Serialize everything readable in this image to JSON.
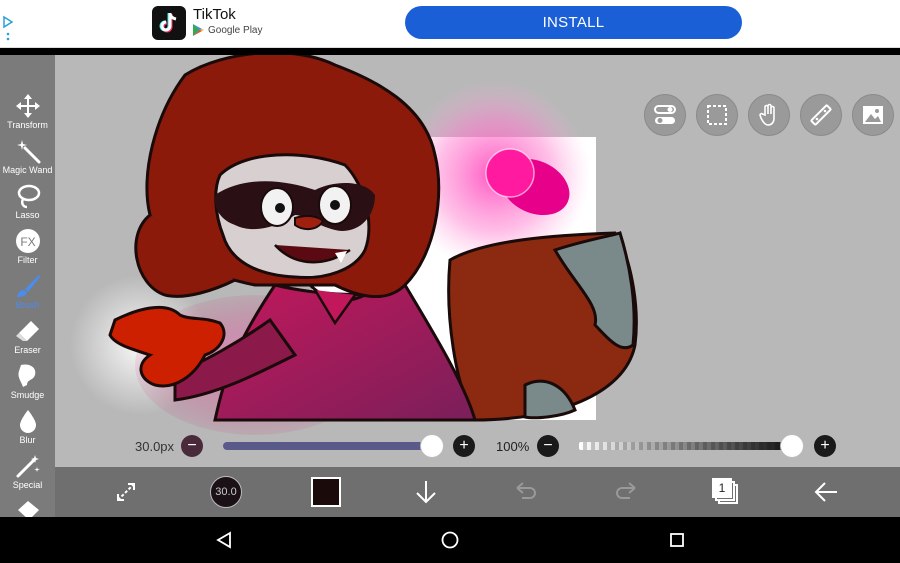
{
  "ad": {
    "app_name": "TikTok",
    "store_label": "Google Play",
    "install_label": "INSTALL",
    "icon": "tiktok-icon",
    "install_color": "#1a5fd6"
  },
  "tools": [
    {
      "label": "Transform",
      "icon": "move-arrows-icon"
    },
    {
      "label": "Magic Wand",
      "icon": "magic-wand-icon"
    },
    {
      "label": "Lasso",
      "icon": "lasso-icon"
    },
    {
      "label": "Filter",
      "icon": "fx-icon"
    },
    {
      "label": "Brush",
      "icon": "brush-icon",
      "active": true
    },
    {
      "label": "Eraser",
      "icon": "eraser-icon"
    },
    {
      "label": "Smudge",
      "icon": "smudge-icon"
    },
    {
      "label": "Blur",
      "icon": "blur-drop-icon"
    },
    {
      "label": "Special",
      "icon": "sparkle-pen-icon"
    }
  ],
  "fx_glyph": "FX",
  "top_buttons": [
    "toggle-icon",
    "selection-icon",
    "hand-icon",
    "ruler-icon",
    "image-icon"
  ],
  "brush": {
    "size_label": "30.0px",
    "size_value": 30.0,
    "size_badge": "30.0",
    "opacity_label": "100%",
    "opacity_value": 1.0,
    "minus": "−",
    "plus": "+"
  },
  "bottom_toolbar": {
    "layer_count": "1",
    "color": "#1a0a0a"
  },
  "colors": {
    "accent_active_tool": "#4a8cf0",
    "canvas_bg": "#b8b8b8",
    "toolbar_bg": "#7b7b7b"
  }
}
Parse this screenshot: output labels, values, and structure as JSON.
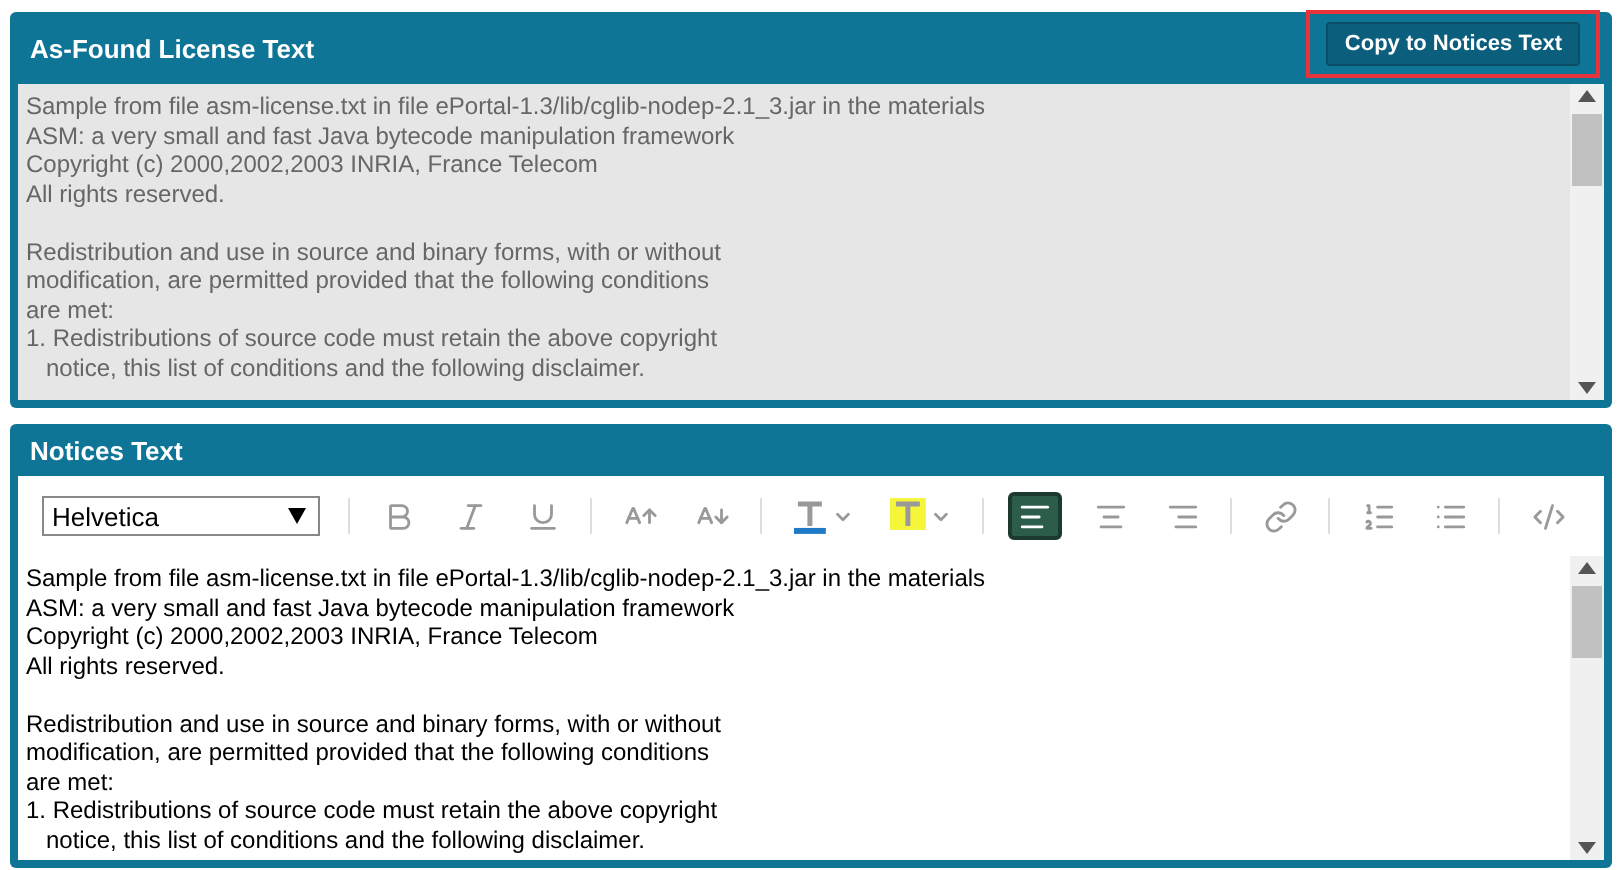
{
  "found_panel": {
    "title": "As-Found License Text",
    "copy_button": "Copy to Notices Text",
    "paragraphs": [
      [
        "Sample from file asm-license.txt in file ePortal-1.3/lib/cglib-nodep-2.1_3.jar in the materials",
        "ASM: a very small and fast Java bytecode manipulation framework",
        "Copyright (c) 2000,2002,2003 INRIA, France Telecom",
        "All rights reserved."
      ],
      [
        "Redistribution and use in source and binary forms, with or without",
        "modification, are permitted provided that the following conditions",
        "are met:",
        "1. Redistributions of source code must retain the above copyright",
        "   notice, this list of conditions and the following disclaimer."
      ]
    ]
  },
  "notices_panel": {
    "title": "Notices Text",
    "font_select": "Helvetica",
    "toolbar": [
      {
        "kind": "bold",
        "selected": false
      },
      {
        "kind": "italic",
        "selected": false
      },
      {
        "kind": "underline",
        "selected": false
      },
      {
        "kind": "separator"
      },
      {
        "kind": "size-up",
        "selected": false
      },
      {
        "kind": "size-down",
        "selected": false
      },
      {
        "kind": "separator"
      },
      {
        "kind": "text-color",
        "selected": false
      },
      {
        "kind": "highlight",
        "selected": false
      },
      {
        "kind": "separator"
      },
      {
        "kind": "align-left",
        "selected": true
      },
      {
        "kind": "align-center",
        "selected": false
      },
      {
        "kind": "align-right",
        "selected": false
      },
      {
        "kind": "separator"
      },
      {
        "kind": "link",
        "selected": false
      },
      {
        "kind": "separator"
      },
      {
        "kind": "ordered-list",
        "selected": false
      },
      {
        "kind": "bullet-list",
        "selected": false
      },
      {
        "kind": "separator"
      },
      {
        "kind": "source",
        "selected": false
      }
    ],
    "paragraphs": [
      [
        "Sample from file asm-license.txt in file ePortal-1.3/lib/cglib-nodep-2.1_3.jar in the materials",
        "ASM: a very small and fast Java bytecode manipulation framework",
        "Copyright (c) 2000,2002,2003 INRIA, France Telecom",
        "All rights reserved."
      ],
      [
        "Redistribution and use in source and binary forms, with or without",
        "modification, are permitted provided that the following conditions",
        "are met:",
        "1. Redistributions of source code must retain the above copyright",
        "   notice, this list of conditions and the following disclaimer."
      ]
    ]
  }
}
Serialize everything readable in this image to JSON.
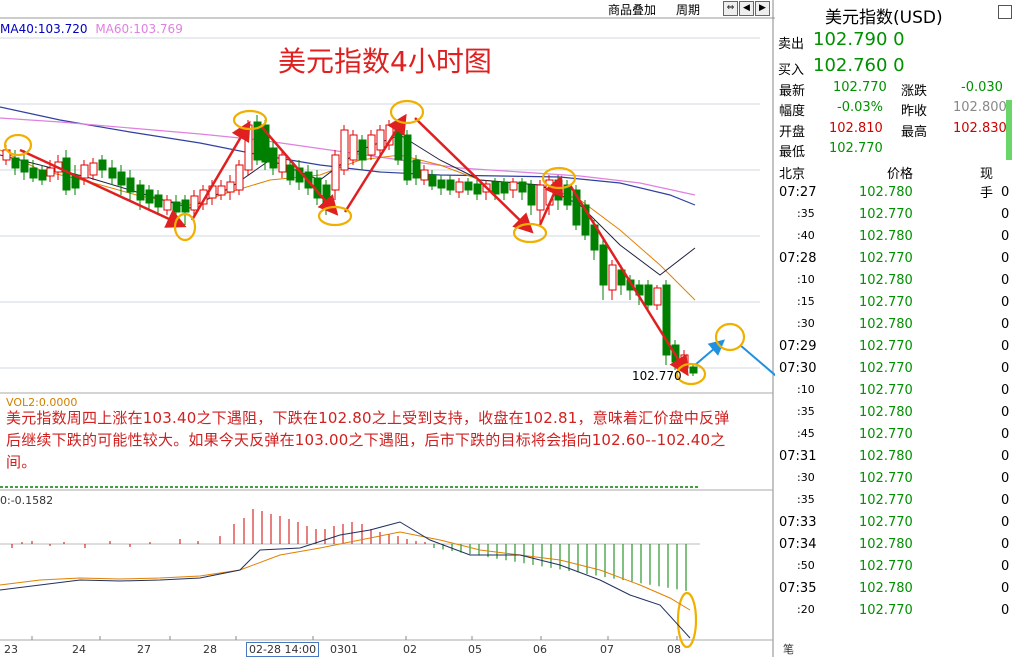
{
  "header": {
    "link_overlay": "商品叠加",
    "link_period": "周期",
    "nav_icons": [
      "arrow-left-right-icon",
      "arrow-left-icon",
      "arrow-right-icon"
    ]
  },
  "legend": {
    "ma40": "MA40:103.720",
    "ma60": "MA60:103.769",
    "ma40_color": "#0000c0",
    "ma60_color": "#e080e0"
  },
  "title": "美元指数4小时图",
  "vol_label": "VOL2:0.0000",
  "note": "美元指数周四上涨在103.40之下遇阻，下跌在102.80之上受到支持，收盘在102.81，意味着汇价盘中反弹后继续下跌的可能性较大。如果今天反弹在103.00之下遇阻，后市下跌的目标将会指向102.60--102.40之间。",
  "macd_label": "0:-0.1582",
  "last_price_tag": "102.770",
  "x_axis": {
    "labels": [
      "23",
      "24",
      "27",
      "28",
      "0301",
      "02",
      "05",
      "06",
      "07",
      "08"
    ],
    "cursor_label": "02-28 14:00"
  },
  "colors": {
    "up": "#e00000",
    "down": "#008000",
    "annotation_arrow": "#e02020",
    "forecast_arrow": "#2090e0",
    "highlight": "#f0b000"
  },
  "chart_data": {
    "type": "candlestick",
    "title": "美元指数4小时图",
    "series": [
      {
        "name": "MA40",
        "value": 103.72
      },
      {
        "name": "MA60",
        "value": 103.769
      }
    ],
    "last_price": 102.77
  },
  "panel": {
    "title": "美元指数(USD)",
    "sell_label": "卖出",
    "sell_value": "102.790 0",
    "buy_label": "买入",
    "buy_value": "102.760 0",
    "stats": [
      {
        "label": "最新",
        "value": "102.770",
        "color": "green"
      },
      {
        "label": "涨跌",
        "value": "-0.030",
        "color": "green"
      },
      {
        "label": "幅度",
        "value": "-0.03%",
        "color": "green"
      },
      {
        "label": "昨收",
        "value": "102.800",
        "color": "gray"
      },
      {
        "label": "开盘",
        "value": "102.810",
        "color": "red"
      },
      {
        "label": "最高",
        "value": "102.830",
        "color": "red"
      },
      {
        "label": "最低",
        "value": "102.770",
        "color": "green"
      }
    ],
    "ticks_header": {
      "place": "北京",
      "price": "价格",
      "volume": "现手"
    },
    "ticks": [
      {
        "time": "07:27",
        "price": "102.780",
        "vol": "0"
      },
      {
        "time": ":35",
        "price": "102.770",
        "vol": "0"
      },
      {
        "time": ":40",
        "price": "102.780",
        "vol": "0"
      },
      {
        "time": "07:28",
        "price": "102.770",
        "vol": "0"
      },
      {
        "time": ":10",
        "price": "102.780",
        "vol": "0"
      },
      {
        "time": ":15",
        "price": "102.770",
        "vol": "0"
      },
      {
        "time": ":30",
        "price": "102.780",
        "vol": "0"
      },
      {
        "time": "07:29",
        "price": "102.770",
        "vol": "0"
      },
      {
        "time": "07:30",
        "price": "102.770",
        "vol": "0"
      },
      {
        "time": ":10",
        "price": "102.770",
        "vol": "0"
      },
      {
        "time": ":35",
        "price": "102.780",
        "vol": "0"
      },
      {
        "time": ":45",
        "price": "102.770",
        "vol": "0"
      },
      {
        "time": "07:31",
        "price": "102.780",
        "vol": "0"
      },
      {
        "time": ":30",
        "price": "102.770",
        "vol": "0"
      },
      {
        "time": ":35",
        "price": "102.770",
        "vol": "0"
      },
      {
        "time": "07:33",
        "price": "102.770",
        "vol": "0"
      },
      {
        "time": "07:34",
        "price": "102.780",
        "vol": "0"
      },
      {
        "time": ":50",
        "price": "102.770",
        "vol": "0"
      },
      {
        "time": "07:35",
        "price": "102.780",
        "vol": "0"
      },
      {
        "time": ":20",
        "price": "102.770",
        "vol": "0"
      }
    ],
    "footer": "笔"
  }
}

━━━━━━━━━━━━━━━━━━━━

• **Given instruction**
Each entry gets copied exactly; the pictures stay out.

• **Correct response**
Serialize everything readable in this image to JSON.
{
  "ad": {
    "app_name": "TikTok",
    "store_label": "Google Play",
    "install_label": "INSTALL",
    "icon": "tiktok-icon",
    "install_color": "#1a5fd6"
  },
  "tools": [
    {
      "label": "Transform",
      "icon": "move-arrows-icon"
    },
    {
      "label": "Magic Wand",
      "icon": "magic-wand-icon"
    },
    {
      "label": "Lasso",
      "icon": "lasso-icon"
    },
    {
      "label": "Filter",
      "icon": "fx-icon"
    },
    {
      "label": "Brush",
      "icon": "brush-icon",
      "active": true
    },
    {
      "label": "Eraser",
      "icon": "eraser-icon"
    },
    {
      "label": "Smudge",
      "icon": "smudge-icon"
    },
    {
      "label": "Blur",
      "icon": "blur-drop-icon"
    },
    {
      "label": "Special",
      "icon": "sparkle-pen-icon"
    }
  ],
  "fx_glyph": "FX",
  "top_buttons": [
    "toggle-icon",
    "selection-icon",
    "hand-icon",
    "ruler-icon",
    "image-icon"
  ],
  "brush": {
    "size_label": "30.0px",
    "size_value": 30.0,
    "size_badge": "30.0",
    "opacity_label": "100%",
    "opacity_value": 1.0,
    "minus": "−",
    "plus": "+"
  },
  "bottom_toolbar": {
    "layer_count": "1",
    "color": "#1a0a0a"
  },
  "colors": {
    "accent_active_tool": "#4a8cf0",
    "canvas_bg": "#b8b8b8",
    "toolbar_bg": "#7b7b7b"
  }
}
Parse this screenshot: output labels, values, and structure as JSON.
{
  "found_panel": {
    "title": "As-Found License Text",
    "copy_button": "Copy to Notices Text",
    "paragraphs": [
      [
        "Sample from file asm-license.txt in file ePortal-1.3/lib/cglib-nodep-2.1_3.jar in the materials",
        "ASM: a very small and fast Java bytecode manipulation framework",
        "Copyright (c) 2000,2002,2003 INRIA, France Telecom",
        "All rights reserved."
      ],
      [
        "Redistribution and use in source and binary forms, with or without",
        "modification, are permitted provided that the following conditions",
        "are met:",
        "1. Redistributions of source code must retain the above copyright",
        "   notice, this list of conditions and the following disclaimer."
      ]
    ]
  },
  "notices_panel": {
    "title": "Notices Text",
    "font_select": "Helvetica",
    "toolbar": [
      {
        "kind": "bold",
        "selected": false
      },
      {
        "kind": "italic",
        "selected": false
      },
      {
        "kind": "underline",
        "selected": false
      },
      {
        "kind": "separator"
      },
      {
        "kind": "size-up",
        "selected": false
      },
      {
        "kind": "size-down",
        "selected": false
      },
      {
        "kind": "separator"
      },
      {
        "kind": "text-color",
        "selected": false
      },
      {
        "kind": "highlight",
        "selected": false
      },
      {
        "kind": "separator"
      },
      {
        "kind": "align-left",
        "selected": true
      },
      {
        "kind": "align-center",
        "selected": false
      },
      {
        "kind": "align-right",
        "selected": false
      },
      {
        "kind": "separator"
      },
      {
        "kind": "link",
        "selected": false
      },
      {
        "kind": "separator"
      },
      {
        "kind": "ordered-list",
        "selected": false
      },
      {
        "kind": "bullet-list",
        "selected": false
      },
      {
        "kind": "separator"
      },
      {
        "kind": "source",
        "selected": false
      }
    ],
    "paragraphs": [
      [
        "Sample from file asm-license.txt in file ePortal-1.3/lib/cglib-nodep-2.1_3.jar in the materials",
        "ASM: a very small and fast Java bytecode manipulation framework",
        "Copyright (c) 2000,2002,2003 INRIA, France Telecom",
        "All rights reserved."
      ],
      [
        "Redistribution and use in source and binary forms, with or without",
        "modification, are permitted provided that the following conditions",
        "are met:",
        "1. Redistributions of source code must retain the above copyright",
        "   notice, this list of conditions and the following disclaimer."
      ]
    ]
  }
}
Serialize everything readable in this image to JSON.
{
  "header": {
    "link_overlay": "商品叠加",
    "link_period": "周期",
    "nav_icons": [
      "arrow-left-right-icon",
      "arrow-left-icon",
      "arrow-right-icon"
    ]
  },
  "legend": {
    "ma40": "MA40:103.720",
    "ma60": "MA60:103.769",
    "ma40_color": "#0000c0",
    "ma60_color": "#e080e0"
  },
  "title": "美元指数4小时图",
  "vol_label": "VOL2:0.0000",
  "note": "美元指数周四上涨在103.40之下遇阻，下跌在102.80之上受到支持，收盘在102.81，意味着汇价盘中反弹后继续下跌的可能性较大。如果今天反弹在103.00之下遇阻，后市下跌的目标将会指向102.60--102.40之间。",
  "macd_label": "0:-0.1582",
  "last_price_tag": "102.770",
  "x_axis": {
    "labels": [
      "23",
      "24",
      "27",
      "28",
      "0301",
      "02",
      "05",
      "06",
      "07",
      "08"
    ],
    "cursor_label": "02-28 14:00"
  },
  "colors": {
    "up": "#e00000",
    "down": "#008000",
    "annotation_arrow": "#e02020",
    "forecast_arrow": "#2090e0",
    "highlight": "#f0b000"
  },
  "chart_data": {
    "type": "candlestick",
    "title": "美元指数4小时图",
    "series": [
      {
        "name": "MA40",
        "value": 103.72
      },
      {
        "name": "MA60",
        "value": 103.769
      }
    ],
    "last_price": 102.77
  },
  "panel": {
    "title": "美元指数(USD)",
    "sell_label": "卖出",
    "sell_value": "102.790 0",
    "buy_label": "买入",
    "buy_value": "102.760 0",
    "stats": [
      {
        "label": "最新",
        "value": "102.770",
        "color": "green"
      },
      {
        "label": "涨跌",
        "value": "-0.030",
        "color": "green"
      },
      {
        "label": "幅度",
        "value": "-0.03%",
        "color": "green"
      },
      {
        "label": "昨收",
        "value": "102.800",
        "color": "gray"
      },
      {
        "label": "开盘",
        "value": "102.810",
        "color": "red"
      },
      {
        "label": "最高",
        "value": "102.830",
        "color": "red"
      },
      {
        "label": "最低",
        "value": "102.770",
        "color": "green"
      }
    ],
    "ticks_header": {
      "place": "北京",
      "price": "价格",
      "volume": "现手"
    },
    "ticks": [
      {
        "time": "07:27",
        "price": "102.780",
        "vol": "0"
      },
      {
        "time": ":35",
        "price": "102.770",
        "vol": "0"
      },
      {
        "time": ":40",
        "price": "102.780",
        "vol": "0"
      },
      {
        "time": "07:28",
        "price": "102.770",
        "vol": "0"
      },
      {
        "time": ":10",
        "price": "102.780",
        "vol": "0"
      },
      {
        "time": ":15",
        "price": "102.770",
        "vol": "0"
      },
      {
        "time": ":30",
        "price": "102.780",
        "vol": "0"
      },
      {
        "time": "07:29",
        "price": "102.770",
        "vol": "0"
      },
      {
        "time": "07:30",
        "price": "102.770",
        "vol": "0"
      },
      {
        "time": ":10",
        "price": "102.770",
        "vol": "0"
      },
      {
        "time": ":35",
        "price": "102.780",
        "vol": "0"
      },
      {
        "time": ":45",
        "price": "102.770",
        "vol": "0"
      },
      {
        "time": "07:31",
        "price": "102.780",
        "vol": "0"
      },
      {
        "time": ":30",
        "price": "102.770",
        "vol": "0"
      },
      {
        "time": ":35",
        "price": "102.770",
        "vol": "0"
      },
      {
        "time": "07:33",
        "price": "102.770",
        "vol": "0"
      },
      {
        "time": "07:34",
        "price": "102.780",
        "vol": "0"
      },
      {
        "time": ":50",
        "price": "102.770",
        "vol": "0"
      },
      {
        "time": "07:35",
        "price": "102.780",
        "vol": "0"
      },
      {
        "time": ":20",
        "price": "102.770",
        "vol": "0"
      }
    ],
    "footer": "笔"
  }
}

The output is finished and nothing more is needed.